昨夜の参議院本会議で野田総理の問責決議案が、129対91の賛成多数で可決された。
歴代では福田、麻生総理についで三人目だそうだが、
衆参勢力が与野党逆転してからは、参議院で総理や大臣の問責決議案が、
乱発気味に提出され可決し、近々の内に罷免もしくは改造で辞めている。、
これによりいよいよ政局は混迷し、今国会は何も重要法案は決まらず、
解散に踏み切るか、それとも9月の民主代表、自民総裁選挙に流れ込み、
10月末位に解散と言うシナリオが出来ているのかもしれない。
とにかく待ちに待った年度内の解散は確かなようだ。
『私は東京行の、新幹線の車中にいた。
今日の天候は快晴で、窓から見える富士山の景観は素晴らしい。
東京行も数えたことはないが、もう150回近くになるかも知れない。
目的地は決まって、世田谷の国立衛生試験所である。
薬務行政が厚生省の医薬局であるように、
私の仕事の試験研究は国立衛生試験所が上部機関である。
ここでは我が国の食品、医薬品、家庭用品、化粧品、水道水、温泉といったものの、
試験法や毒性が研究されている。
この国立衛生試験所は薬系の所長を持ち、日本で最も古い国立の研究機関である。
明治7年3月、永松東海を場長に、
明治政府が保健衛生行政の一端を担う機関として、東京司薬場を創設した。
今の試験所は世田谷区用賀の高級住宅地にあるが、
初めは日本橋馬喰町一丁目で発足した。

* _作業内容_:
上の引用文を、一字も変えずに全文抜き出してください。

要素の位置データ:

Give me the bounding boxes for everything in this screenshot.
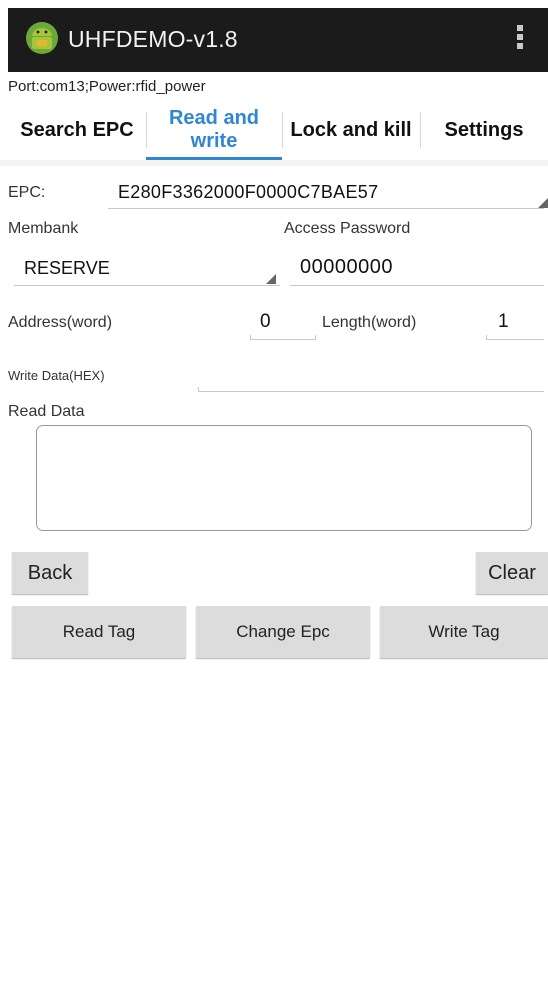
- overflow-menu-icon[interactable]: [510, 22, 530, 58]
- membank-spinner-underline: [14, 285, 280, 286]
- tab-lock-and-kill[interactable]: Lock and kill: [282, 100, 420, 160]
- length-underline-tick: [486, 335, 487, 340]
- write-data-label: Write Data(HEX): [8, 368, 105, 383]
- write-tag-button[interactable]: Write Tag: [380, 606, 548, 658]
- back-button[interactable]: Back: [12, 552, 88, 594]
- app-title: UHFDEMO-v1.8: [68, 26, 238, 52]
- tab-bar: Search EPC Read and write Lock and kill …: [8, 100, 548, 161]
- epc-label: EPC:: [8, 184, 46, 201]
- epc-spinner-value[interactable]: E280F3362000F0000C7BAE57: [118, 182, 378, 203]
- tab-settings[interactable]: Settings: [420, 100, 548, 160]
- length-label: Length(word): [322, 314, 417, 331]
- tab-search-epc[interactable]: Search EPC: [8, 100, 146, 160]
- address-label: Address(word): [8, 314, 113, 331]
- access-password-underline: [290, 285, 544, 286]
- membank-dropdown-icon[interactable]: [266, 274, 276, 284]
- length-field[interactable]: 1: [498, 311, 509, 333]
- change-epc-button[interactable]: Change Epc: [196, 606, 370, 658]
- address-underline-tick: [315, 335, 316, 340]
- read-data-textbox[interactable]: [36, 425, 532, 531]
- clear-button[interactable]: Clear: [476, 552, 548, 594]
- tab-bar-shadow: [0, 160, 548, 166]
- tab-divider: [146, 112, 147, 148]
- length-underline: [486, 339, 544, 340]
- android-app-icon: [26, 22, 58, 54]
- address-underline-tick: [250, 335, 251, 340]
- address-field[interactable]: 0: [260, 311, 271, 333]
- read-data-label: Read Data: [8, 403, 85, 420]
- write-data-field[interactable]: [198, 391, 544, 392]
- tab-read-and-write[interactable]: Read and write: [156, 100, 272, 160]
- access-password-field[interactable]: 00000000: [300, 256, 393, 279]
- membank-label: Membank: [8, 220, 79, 237]
- access-password-label: Access Password: [284, 220, 411, 237]
- read-tag-button[interactable]: Read Tag: [12, 606, 186, 658]
- top-edge: [0, 0, 548, 8]
- epc-spinner-underline: [108, 208, 544, 209]
- port-info: Port:com13;Power:rfid_power: [8, 78, 206, 95]
- epc-dropdown-icon[interactable]: [538, 198, 548, 208]
- membank-spinner-value[interactable]: RESERVE: [24, 258, 110, 279]
- write-data-underline-tick: [198, 387, 199, 392]
- address-underline: [250, 339, 316, 340]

* _回答_:
昨夜の参議院本会議で野田総理の問責決議案が、129対91の賛成多数で可決された。
歴代では福田、麻生総理についで三人目だそうだが、
衆参勢力が与野党逆転してからは、参議院で総理や大臣の問責決議案が、
乱発気味に提出され可決し、近々の内に罷免もしくは改造で辞めている。、
これによりいよいよ政局は混迷し、今国会は何も重要法案は決まらず、
解散に踏み切るか、それとも9月の民主代表、自民総裁選挙に流れ込み、
10月末位に解散と言うシナリオが出来ているのかもしれない。
とにかく待ちに待った年度内の解散は確かなようだ。
『私は東京行の、新幹線の車中にいた。
今日の天候は快晴で、窓から見える富士山の景観は素晴らしい。
東京行も数えたことはないが、もう150回近くになるかも知れない。
目的地は決まって、世田谷の国立衛生試験所である。
薬務行政が厚生省の医薬局であるように、
私の仕事の試験研究は国立衛生試験所が上部機関である。
ここでは我が国の食品、医薬品、家庭用品、化粧品、水道水、温泉といったものの、
試験法や毒性が研究されている。
この国立衛生試験所は薬系の所長を持ち、日本で最も古い国立の研究機関である。
明治7年3月、永松東海を場長に、
明治政府が保健衛生行政の一端を担う機関として、東京司薬場を創設した。
今の試験所は世田谷区用賀の高級住宅地にあるが、
初めは日本橋馬喰町一丁目で発足した。